### PETUNJUK TUGAS A
Ambil baris-baris listing mulai dari baris pertama listing hingga baris yang memuat "y-tick-label: 0 [134, 527, 142, 541]", lalu tulis ulang tanpa perubahan apa pun. Kedua ujungnya ikut disertakan.
────────────────────────────────────────
Minggu, 27 Oktober 2019

“Ngalap Berkah” Pengarang Buku


“Ngalap Berkah” Pengarang Buku

Oleh : ‘Azzah Nurin Taufiqotuzzahro’

Suatu ketika saya pernah terlibat obrolan dengan teman sekelas yang membeli buku non-original (bajakan). Ketika ditanyakan alasan membeli buku tersebut, lebih mengarah pada harga yang hemat di kantong dan kebutuhan isi, bukan fisik. Saya sendiri penyuka buku dan sebisa mungkin lebih memilih untuk membeli yang asli. Selain memiliki kepuasan tersendiri dengan adanya buku original, alasan saya cukup sederhana, yakni ingin ‘ngalap berkah’ dan mendapatkan ridho penulis. Buku ditulis oleh seorang yang memiliki kapasitas ilmu yang lebih, sehingga tugas sebagai penikmat buku membeli buku tersebut untuk menyerap ilmu darinya. Ketika buku tersebut dicetak ulang tanpa sepengetahuan penulis, bisa jadi penulis tidak ridho sehingga dikhawatirkan ilmu yang diserap tidak bermanfaat. Di sisi lain, terdapat beberapa buku yang tidak cetak ulang kembali. Sehingga ketika buku tersebut diperlukan, alangkah baiknya untuk kembali mencetak dengan persetujuan penulis. Perlu diingat bahwa orang Indonesia, terlebih Jawa memiliki unggah ungguh dalam segala hal. Begitu pun dengan perihal kepemilikan.
Pembajakan buku merupakan suatu kejahatan yang berlindung di balik sisi ‘positif’ berupa perluasan buku sebagai wawasan ilmu pengetahuan. Pembajakan buku dilakukan oleh mereka yang menggandakan buku guna diperjualbelikan kembali untuk meraup keuntungan pribadi. Mereka memanfaatkan lingkungan pelajar yang notabene-nya ‘kantong pas-pas an’, sehingga berinisiatif menyediakan buku yang jauh lebih murah ketimbang buku aslinya. Beruntungnya para konsumen ini tetap membeli buku tersebut. Kesalahan tersebut ada pada orang yang mengcopy buku dan memperjualbelikan kembali. Konsumen hanya sebagai pihak pendukung yang tanpa mereka sadari telah membantu ‘mencederai’ industri perbukuan legal.
────────────────────────────────────────
### PETUNJUK TUGAS B
Tentukan apakah setiap pernyataan berikut sesuai dengan teks bacaan tentang pembajakan buku. Jawab ya atau tidak, lalu kutip kata-kata dari teks yang menjadi penentunya.
(i) Penulis sebisa mungkin memilih membeli buku asli.
(ii) Teman sekelas penulis membeli buku bajakan terutama karena kualitas fisiknya.
(iii) Teks menyatakan bahwa kesalahan pembajakan buku terletak pada konsumen.

### Entri kotak pembatas
────────────────────────────────────────
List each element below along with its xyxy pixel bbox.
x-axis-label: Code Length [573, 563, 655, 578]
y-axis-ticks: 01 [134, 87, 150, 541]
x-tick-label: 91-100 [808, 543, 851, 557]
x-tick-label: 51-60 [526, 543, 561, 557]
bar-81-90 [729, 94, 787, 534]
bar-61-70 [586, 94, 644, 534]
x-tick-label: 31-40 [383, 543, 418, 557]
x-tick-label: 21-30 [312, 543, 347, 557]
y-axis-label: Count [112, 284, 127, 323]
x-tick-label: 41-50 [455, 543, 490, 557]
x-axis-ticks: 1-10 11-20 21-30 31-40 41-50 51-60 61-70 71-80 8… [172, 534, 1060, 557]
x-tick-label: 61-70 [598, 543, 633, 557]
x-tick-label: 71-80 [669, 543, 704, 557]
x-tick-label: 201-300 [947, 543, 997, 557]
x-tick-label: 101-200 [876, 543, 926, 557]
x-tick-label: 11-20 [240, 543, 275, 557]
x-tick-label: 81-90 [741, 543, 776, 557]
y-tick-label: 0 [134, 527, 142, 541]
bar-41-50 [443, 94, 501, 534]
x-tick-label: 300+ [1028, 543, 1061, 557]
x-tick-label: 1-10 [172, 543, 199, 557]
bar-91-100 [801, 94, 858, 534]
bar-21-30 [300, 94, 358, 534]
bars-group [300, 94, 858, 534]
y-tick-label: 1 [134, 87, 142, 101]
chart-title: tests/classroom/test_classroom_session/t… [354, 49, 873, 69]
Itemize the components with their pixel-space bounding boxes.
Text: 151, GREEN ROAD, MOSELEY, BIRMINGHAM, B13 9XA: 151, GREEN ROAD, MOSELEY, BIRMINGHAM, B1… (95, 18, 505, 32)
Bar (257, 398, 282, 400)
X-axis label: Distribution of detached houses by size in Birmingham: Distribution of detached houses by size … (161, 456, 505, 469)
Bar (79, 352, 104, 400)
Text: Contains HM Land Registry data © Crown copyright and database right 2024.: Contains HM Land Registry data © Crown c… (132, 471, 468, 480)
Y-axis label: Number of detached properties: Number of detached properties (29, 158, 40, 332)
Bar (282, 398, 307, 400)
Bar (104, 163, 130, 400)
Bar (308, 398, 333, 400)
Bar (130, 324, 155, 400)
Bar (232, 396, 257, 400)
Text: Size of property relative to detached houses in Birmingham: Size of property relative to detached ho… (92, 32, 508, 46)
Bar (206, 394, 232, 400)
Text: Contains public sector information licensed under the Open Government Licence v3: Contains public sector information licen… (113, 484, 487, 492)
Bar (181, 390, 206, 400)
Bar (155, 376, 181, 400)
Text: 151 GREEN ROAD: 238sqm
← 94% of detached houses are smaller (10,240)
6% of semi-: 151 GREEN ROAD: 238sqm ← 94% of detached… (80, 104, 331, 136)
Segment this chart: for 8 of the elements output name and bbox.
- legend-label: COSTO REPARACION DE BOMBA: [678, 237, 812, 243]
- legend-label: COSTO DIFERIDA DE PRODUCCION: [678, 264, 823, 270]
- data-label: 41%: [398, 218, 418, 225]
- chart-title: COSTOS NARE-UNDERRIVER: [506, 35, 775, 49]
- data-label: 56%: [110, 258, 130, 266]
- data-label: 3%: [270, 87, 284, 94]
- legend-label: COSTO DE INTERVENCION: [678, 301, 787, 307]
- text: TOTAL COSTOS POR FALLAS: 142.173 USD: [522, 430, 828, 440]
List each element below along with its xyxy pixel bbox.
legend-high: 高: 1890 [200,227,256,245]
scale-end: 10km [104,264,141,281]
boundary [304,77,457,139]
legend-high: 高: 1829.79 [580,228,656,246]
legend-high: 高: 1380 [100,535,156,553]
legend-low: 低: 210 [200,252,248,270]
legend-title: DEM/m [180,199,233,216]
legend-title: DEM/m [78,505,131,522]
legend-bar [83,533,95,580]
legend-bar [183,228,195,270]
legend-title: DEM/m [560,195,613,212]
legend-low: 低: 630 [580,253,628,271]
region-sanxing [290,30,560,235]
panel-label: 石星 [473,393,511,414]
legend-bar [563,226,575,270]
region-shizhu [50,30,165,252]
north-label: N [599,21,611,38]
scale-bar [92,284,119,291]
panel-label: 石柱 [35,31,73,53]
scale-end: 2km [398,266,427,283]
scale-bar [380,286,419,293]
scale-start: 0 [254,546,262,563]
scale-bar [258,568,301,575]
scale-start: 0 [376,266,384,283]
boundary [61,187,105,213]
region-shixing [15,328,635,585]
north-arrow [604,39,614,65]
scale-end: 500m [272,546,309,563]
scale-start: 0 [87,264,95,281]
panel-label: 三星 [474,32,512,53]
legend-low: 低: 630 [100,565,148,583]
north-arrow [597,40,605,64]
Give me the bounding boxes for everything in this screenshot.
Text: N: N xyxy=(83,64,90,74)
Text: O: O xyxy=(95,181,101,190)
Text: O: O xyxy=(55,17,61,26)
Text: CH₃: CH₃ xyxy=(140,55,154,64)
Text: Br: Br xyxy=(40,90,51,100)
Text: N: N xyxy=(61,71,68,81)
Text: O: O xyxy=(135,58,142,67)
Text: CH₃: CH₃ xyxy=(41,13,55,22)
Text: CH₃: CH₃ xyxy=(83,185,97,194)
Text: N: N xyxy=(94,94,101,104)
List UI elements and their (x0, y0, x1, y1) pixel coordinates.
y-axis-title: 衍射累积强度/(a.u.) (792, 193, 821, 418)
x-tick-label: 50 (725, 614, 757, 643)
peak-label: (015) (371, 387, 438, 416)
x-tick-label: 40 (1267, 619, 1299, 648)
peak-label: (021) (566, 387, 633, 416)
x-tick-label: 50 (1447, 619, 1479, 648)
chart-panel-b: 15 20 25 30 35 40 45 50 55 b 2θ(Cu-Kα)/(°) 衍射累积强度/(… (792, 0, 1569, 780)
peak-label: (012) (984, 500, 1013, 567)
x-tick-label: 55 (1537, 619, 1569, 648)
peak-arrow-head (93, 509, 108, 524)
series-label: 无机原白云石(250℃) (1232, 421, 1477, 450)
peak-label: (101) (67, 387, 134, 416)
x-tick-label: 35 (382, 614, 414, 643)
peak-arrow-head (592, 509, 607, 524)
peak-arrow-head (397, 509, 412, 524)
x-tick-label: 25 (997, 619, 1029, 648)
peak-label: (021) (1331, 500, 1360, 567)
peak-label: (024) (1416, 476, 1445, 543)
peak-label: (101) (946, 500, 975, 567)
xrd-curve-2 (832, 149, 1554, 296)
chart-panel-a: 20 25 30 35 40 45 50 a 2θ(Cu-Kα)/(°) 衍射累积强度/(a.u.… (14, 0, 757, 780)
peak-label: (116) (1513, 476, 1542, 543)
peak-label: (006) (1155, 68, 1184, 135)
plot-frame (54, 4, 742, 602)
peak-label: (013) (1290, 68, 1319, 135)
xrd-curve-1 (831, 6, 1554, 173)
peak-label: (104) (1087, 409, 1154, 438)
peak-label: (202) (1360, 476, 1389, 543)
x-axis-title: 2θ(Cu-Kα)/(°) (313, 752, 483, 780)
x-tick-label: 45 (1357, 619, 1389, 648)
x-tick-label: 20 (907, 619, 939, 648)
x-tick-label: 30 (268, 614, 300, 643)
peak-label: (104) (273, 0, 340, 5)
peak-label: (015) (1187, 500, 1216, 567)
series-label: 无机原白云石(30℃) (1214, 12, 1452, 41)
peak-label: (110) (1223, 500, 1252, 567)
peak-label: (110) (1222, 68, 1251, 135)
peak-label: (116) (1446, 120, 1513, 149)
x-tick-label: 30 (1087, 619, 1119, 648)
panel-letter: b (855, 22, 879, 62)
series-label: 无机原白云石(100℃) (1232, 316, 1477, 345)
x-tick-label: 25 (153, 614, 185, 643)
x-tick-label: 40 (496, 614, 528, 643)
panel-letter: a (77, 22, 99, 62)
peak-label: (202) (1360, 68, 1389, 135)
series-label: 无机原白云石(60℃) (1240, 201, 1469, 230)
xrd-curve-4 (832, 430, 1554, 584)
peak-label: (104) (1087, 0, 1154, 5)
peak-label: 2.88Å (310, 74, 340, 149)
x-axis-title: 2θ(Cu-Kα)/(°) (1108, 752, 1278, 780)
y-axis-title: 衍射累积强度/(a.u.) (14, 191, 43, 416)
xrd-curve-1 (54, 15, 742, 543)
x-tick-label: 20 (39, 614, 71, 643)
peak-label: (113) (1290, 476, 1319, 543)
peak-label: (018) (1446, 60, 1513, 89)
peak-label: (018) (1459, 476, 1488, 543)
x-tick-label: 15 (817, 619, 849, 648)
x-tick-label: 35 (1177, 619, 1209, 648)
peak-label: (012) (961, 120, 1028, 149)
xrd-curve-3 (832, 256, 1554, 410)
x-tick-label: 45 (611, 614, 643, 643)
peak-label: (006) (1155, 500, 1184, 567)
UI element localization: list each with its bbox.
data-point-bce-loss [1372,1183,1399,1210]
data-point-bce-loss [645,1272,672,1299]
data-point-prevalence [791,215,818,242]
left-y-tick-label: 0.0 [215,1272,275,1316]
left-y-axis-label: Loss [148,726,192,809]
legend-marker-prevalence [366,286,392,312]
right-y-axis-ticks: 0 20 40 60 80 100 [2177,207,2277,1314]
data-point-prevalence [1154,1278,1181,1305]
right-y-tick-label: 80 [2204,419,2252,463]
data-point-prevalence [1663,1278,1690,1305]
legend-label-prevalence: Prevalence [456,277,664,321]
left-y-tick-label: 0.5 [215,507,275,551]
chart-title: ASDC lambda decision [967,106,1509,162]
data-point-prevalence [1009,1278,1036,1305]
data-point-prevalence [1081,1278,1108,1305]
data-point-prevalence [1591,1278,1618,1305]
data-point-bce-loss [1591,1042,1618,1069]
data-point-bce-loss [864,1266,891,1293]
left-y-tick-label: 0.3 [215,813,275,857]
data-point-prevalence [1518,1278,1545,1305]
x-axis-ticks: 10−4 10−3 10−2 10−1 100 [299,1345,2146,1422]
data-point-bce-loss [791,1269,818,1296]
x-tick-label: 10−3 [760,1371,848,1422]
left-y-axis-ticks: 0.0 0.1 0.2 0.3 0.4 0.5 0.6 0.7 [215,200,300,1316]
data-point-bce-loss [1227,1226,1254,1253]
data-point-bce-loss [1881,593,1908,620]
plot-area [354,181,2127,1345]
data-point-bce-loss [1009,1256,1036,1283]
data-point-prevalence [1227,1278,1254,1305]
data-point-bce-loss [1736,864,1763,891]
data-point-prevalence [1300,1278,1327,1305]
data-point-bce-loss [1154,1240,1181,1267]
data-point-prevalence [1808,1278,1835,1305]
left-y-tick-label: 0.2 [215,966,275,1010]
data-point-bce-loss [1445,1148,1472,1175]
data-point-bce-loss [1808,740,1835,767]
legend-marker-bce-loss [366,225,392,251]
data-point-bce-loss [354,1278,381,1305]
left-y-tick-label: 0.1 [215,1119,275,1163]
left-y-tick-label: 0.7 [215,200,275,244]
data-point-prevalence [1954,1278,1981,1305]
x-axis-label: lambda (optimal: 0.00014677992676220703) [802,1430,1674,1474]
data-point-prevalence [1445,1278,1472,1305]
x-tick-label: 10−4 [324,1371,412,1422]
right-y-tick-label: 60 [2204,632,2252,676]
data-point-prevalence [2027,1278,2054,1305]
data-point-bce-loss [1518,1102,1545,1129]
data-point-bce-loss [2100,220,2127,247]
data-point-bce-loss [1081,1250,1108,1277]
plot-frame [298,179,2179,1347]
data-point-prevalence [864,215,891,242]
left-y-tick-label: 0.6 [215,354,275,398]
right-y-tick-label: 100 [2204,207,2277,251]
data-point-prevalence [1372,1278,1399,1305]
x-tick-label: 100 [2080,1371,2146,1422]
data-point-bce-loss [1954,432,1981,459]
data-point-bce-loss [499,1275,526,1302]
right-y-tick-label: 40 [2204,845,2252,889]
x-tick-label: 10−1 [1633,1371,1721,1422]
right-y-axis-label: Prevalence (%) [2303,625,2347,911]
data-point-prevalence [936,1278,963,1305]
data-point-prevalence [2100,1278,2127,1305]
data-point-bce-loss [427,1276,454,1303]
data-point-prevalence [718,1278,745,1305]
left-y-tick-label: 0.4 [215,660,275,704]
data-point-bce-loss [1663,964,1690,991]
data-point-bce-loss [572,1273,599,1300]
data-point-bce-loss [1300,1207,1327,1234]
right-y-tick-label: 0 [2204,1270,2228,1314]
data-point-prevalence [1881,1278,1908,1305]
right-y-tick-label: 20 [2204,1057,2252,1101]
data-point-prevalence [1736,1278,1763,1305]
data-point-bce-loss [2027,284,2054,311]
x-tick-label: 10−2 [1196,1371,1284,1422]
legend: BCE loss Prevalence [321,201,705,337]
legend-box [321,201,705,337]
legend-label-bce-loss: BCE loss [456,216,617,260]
────────────────────────────────────────
### HASIL AKHIR A
List each element below along with its xyxy pixel bbox.
x-axis-label: Code Length [573, 563, 655, 578]
y-axis-ticks: 01 [134, 87, 150, 541]
x-tick-label: 91-100 [808, 543, 851, 557]
x-tick-label: 51-60 [526, 543, 561, 557]
bar-81-90 [729, 94, 787, 534]
bar-61-70 [586, 94, 644, 534]
x-tick-label: 31-40 [383, 543, 418, 557]
x-tick-label: 21-30 [312, 543, 347, 557]
y-axis-label: Count [112, 284, 127, 323]
x-tick-label: 41-50 [455, 543, 490, 557]
x-axis-ticks: 1-10 11-20 21-30 31-40 41-50 51-60 61-70 71-80 8… [172, 534, 1060, 557]
x-tick-label: 61-70 [598, 543, 633, 557]
x-tick-label: 71-80 [669, 543, 704, 557]
x-tick-label: 201-300 [947, 543, 997, 557]
x-tick-label: 101-200 [876, 543, 926, 557]
x-tick-label: 11-20 [240, 543, 275, 557]
x-tick-label: 81-90 [741, 543, 776, 557]
y-tick-label: 0 [134, 527, 142, 541]

### HASIL AKHIR B
(i) Ya: "sebisa mungkin lebih memilih untuk membeli yang asli"
(ii) Tidak: "lebih mengarah pada harga yang hemat di kantong dan kebutuhan isi, bukan fisik"
(iii) Tidak: "Kesalahan tersebut ada pada orang yang mengcopy buku dan memperjualbelikan kembali."